### Task to complete
Note each line of the listing that contains the string "image", and copy it.

### Stored data
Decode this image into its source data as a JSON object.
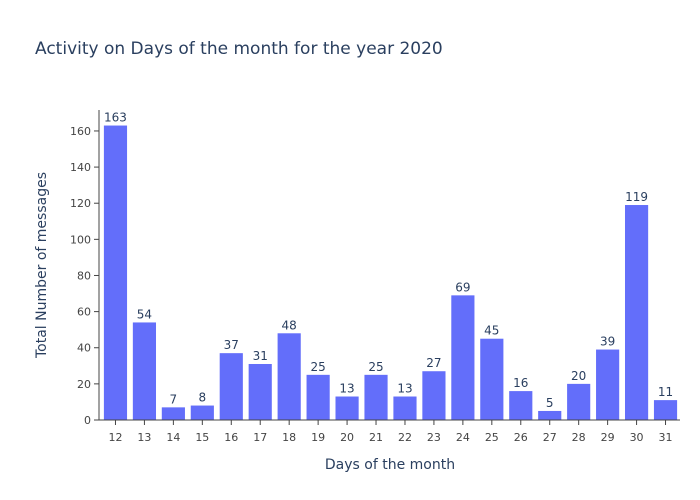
{
  "chart_data": {
    "type": "bar",
    "title": "Activity on Days of the month for the year 2020",
    "xlabel": "Days of the month",
    "ylabel": "Total Number of messages",
    "categories": [
      "12",
      "13",
      "14",
      "15",
      "16",
      "17",
      "18",
      "19",
      "20",
      "21",
      "22",
      "23",
      "24",
      "25",
      "26",
      "27",
      "28",
      "29",
      "30",
      "31"
    ],
    "values": [
      163,
      54,
      7,
      8,
      37,
      31,
      48,
      25,
      13,
      25,
      13,
      27,
      69,
      45,
      16,
      5,
      20,
      39,
      119,
      11
    ],
    "y_ticks": [
      "0",
      "20",
      "40",
      "60",
      "80",
      "100",
      "120",
      "140",
      "160"
    ],
    "ylim": [
      0,
      171.6
    ],
    "bar_color": "#636efa",
    "grid": false,
    "legend": "none"
  }
}
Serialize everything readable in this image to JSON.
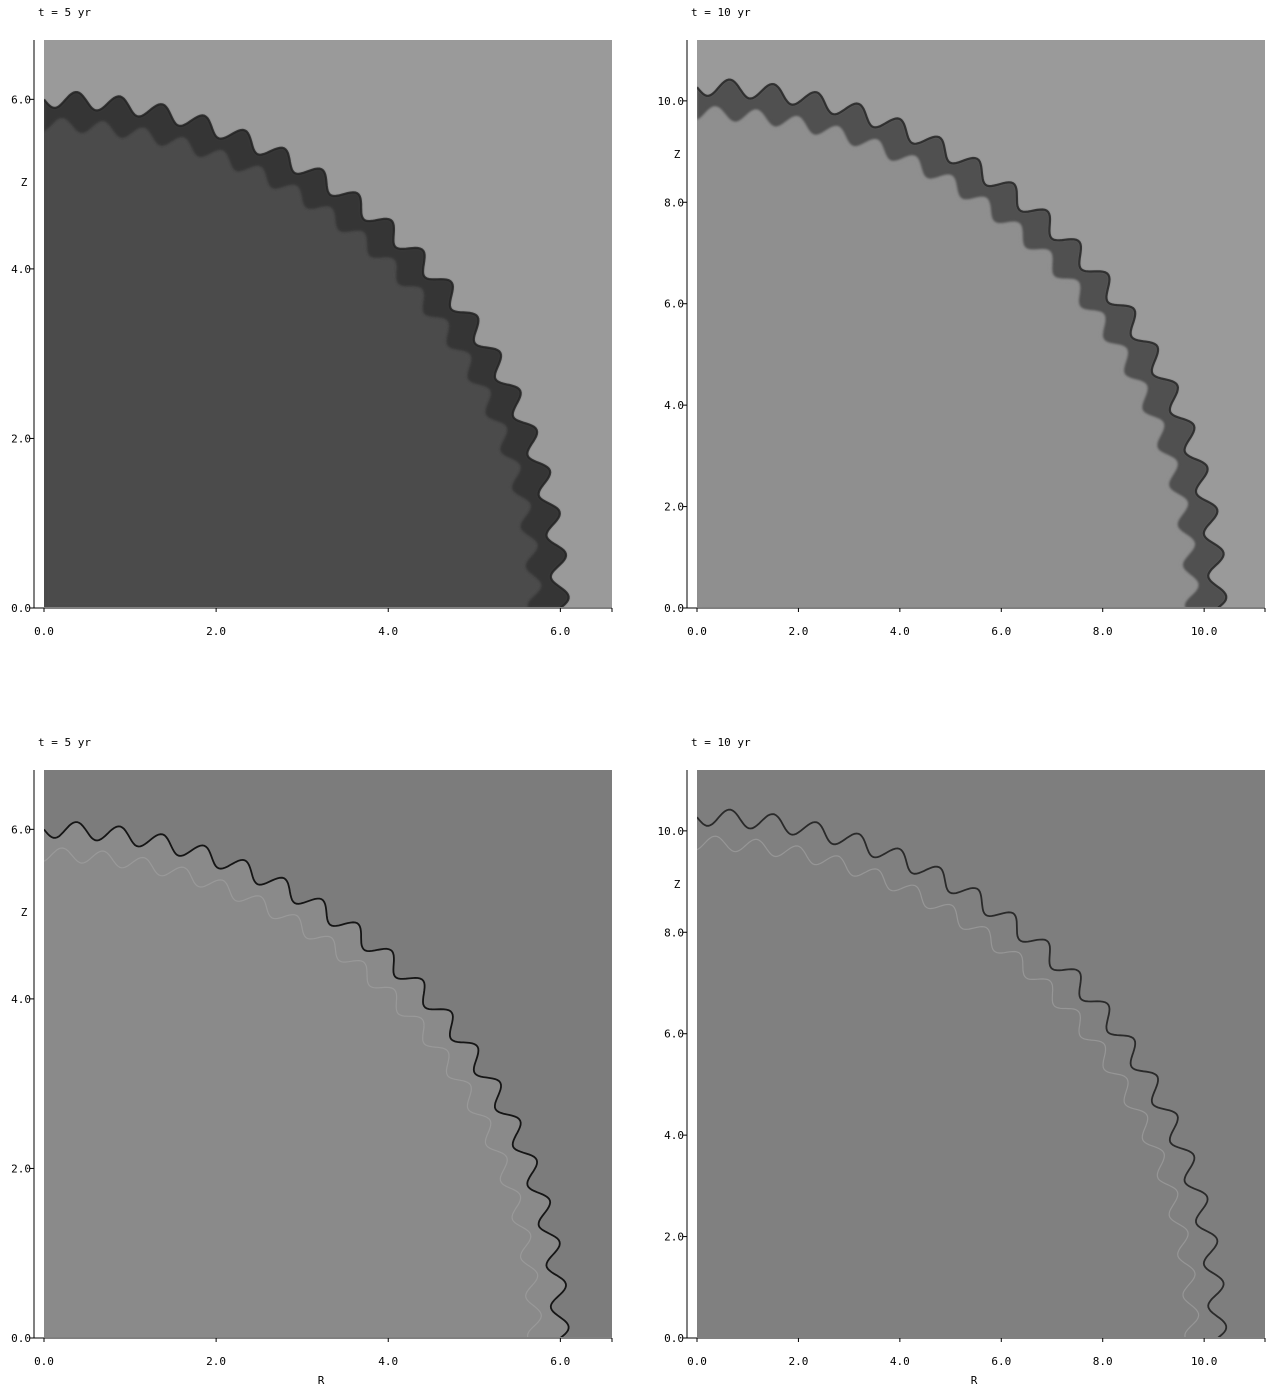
{
  "figure": {
    "panels": [
      {
        "title": "t = 5 yr",
        "xlabel": "",
        "ylabel": "Z",
        "xlim": [
          0,
          6.6
        ],
        "ylim": [
          0,
          6.7
        ],
        "xticks": [
          0,
          2,
          4,
          6
        ],
        "xtick_labels": [
          "0.0",
          "2.0",
          "4.0",
          "6.0"
        ],
        "yticks": [
          0,
          2,
          4,
          6
        ],
        "ytick_labels": [
          "0.0",
          "2.0",
          "4.0",
          "6.0"
        ],
        "shell_radius": 5.9,
        "mode": "density",
        "colors": {
          "outside": "#9a9a9a",
          "inside": "#4c4c4c",
          "shell": "#2e2e2e"
        }
      },
      {
        "title": "t = 10 yr",
        "xlabel": "",
        "ylabel": "Z",
        "xlim": [
          0,
          11.2
        ],
        "ylim": [
          0,
          11.2
        ],
        "xticks": [
          0,
          2,
          4,
          6,
          8,
          10
        ],
        "xtick_labels": [
          "0.0",
          "2.0",
          "4.0",
          "6.0",
          "8.0",
          "10.0"
        ],
        "yticks": [
          0,
          2,
          4,
          6,
          8,
          10
        ],
        "ytick_labels": [
          "0.0",
          "2.0",
          "4.0",
          "6.0",
          "8.0",
          "10.0"
        ],
        "shell_radius": 10.1,
        "mode": "density",
        "colors": {
          "outside": "#9a9a9a",
          "inside": "#8f8f8f",
          "shell": "#3a3a3a"
        }
      },
      {
        "title": "t = 5 yr",
        "xlabel": "R",
        "ylabel": "Z",
        "xlim": [
          0,
          6.6
        ],
        "ylim": [
          0,
          6.7
        ],
        "xticks": [
          0,
          2,
          4,
          6
        ],
        "xtick_labels": [
          "0.0",
          "2.0",
          "4.0",
          "6.0"
        ],
        "yticks": [
          0,
          2,
          4,
          6
        ],
        "ytick_labels": [
          "0.0",
          "2.0",
          "4.0",
          "6.0"
        ],
        "shell_radius": 5.9,
        "mode": "edge",
        "colors": {
          "outside": "#7c7c7c",
          "inside": "#8a8a8a",
          "shell": "#151515"
        }
      },
      {
        "title": "t = 10 yr",
        "xlabel": "R",
        "ylabel": "Z",
        "xlim": [
          0,
          11.2
        ],
        "ylim": [
          0,
          11.2
        ],
        "xticks": [
          0,
          2,
          4,
          6,
          8,
          10
        ],
        "xtick_labels": [
          "0.0",
          "2.0",
          "4.0",
          "6.0",
          "8.0",
          "10.0"
        ],
        "yticks": [
          0,
          2,
          4,
          6,
          8,
          10
        ],
        "ytick_labels": [
          "0.0",
          "2.0",
          "4.0",
          "6.0",
          "8.0",
          "10.0"
        ],
        "shell_radius": 10.1,
        "mode": "edge",
        "colors": {
          "outside": "#7e7e7e",
          "inside": "#808080",
          "shell": "#2a2a2a"
        }
      }
    ]
  }
}
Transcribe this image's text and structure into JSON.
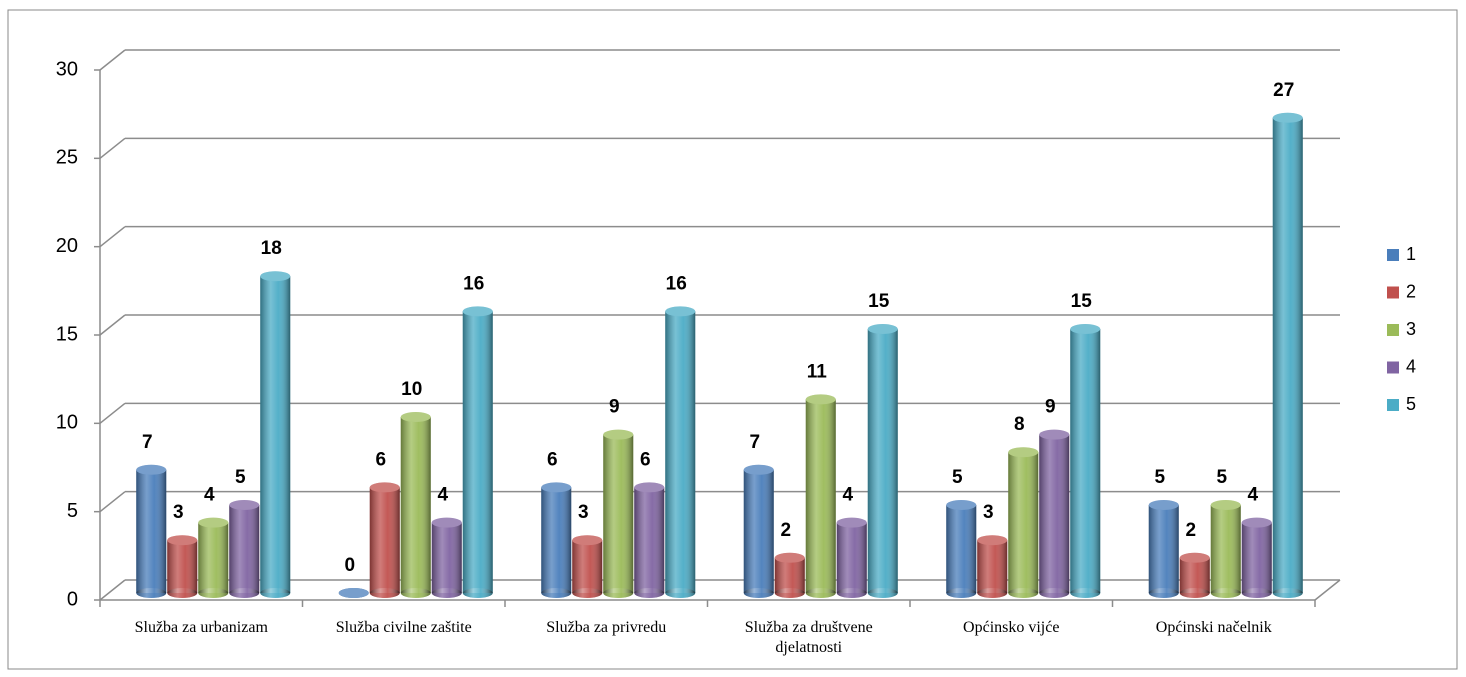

### Solution
Decode this image into its source data as a JSON object.
Serialize everything readable in this image to JSON.
Transcribe this image's text and structure into JSON.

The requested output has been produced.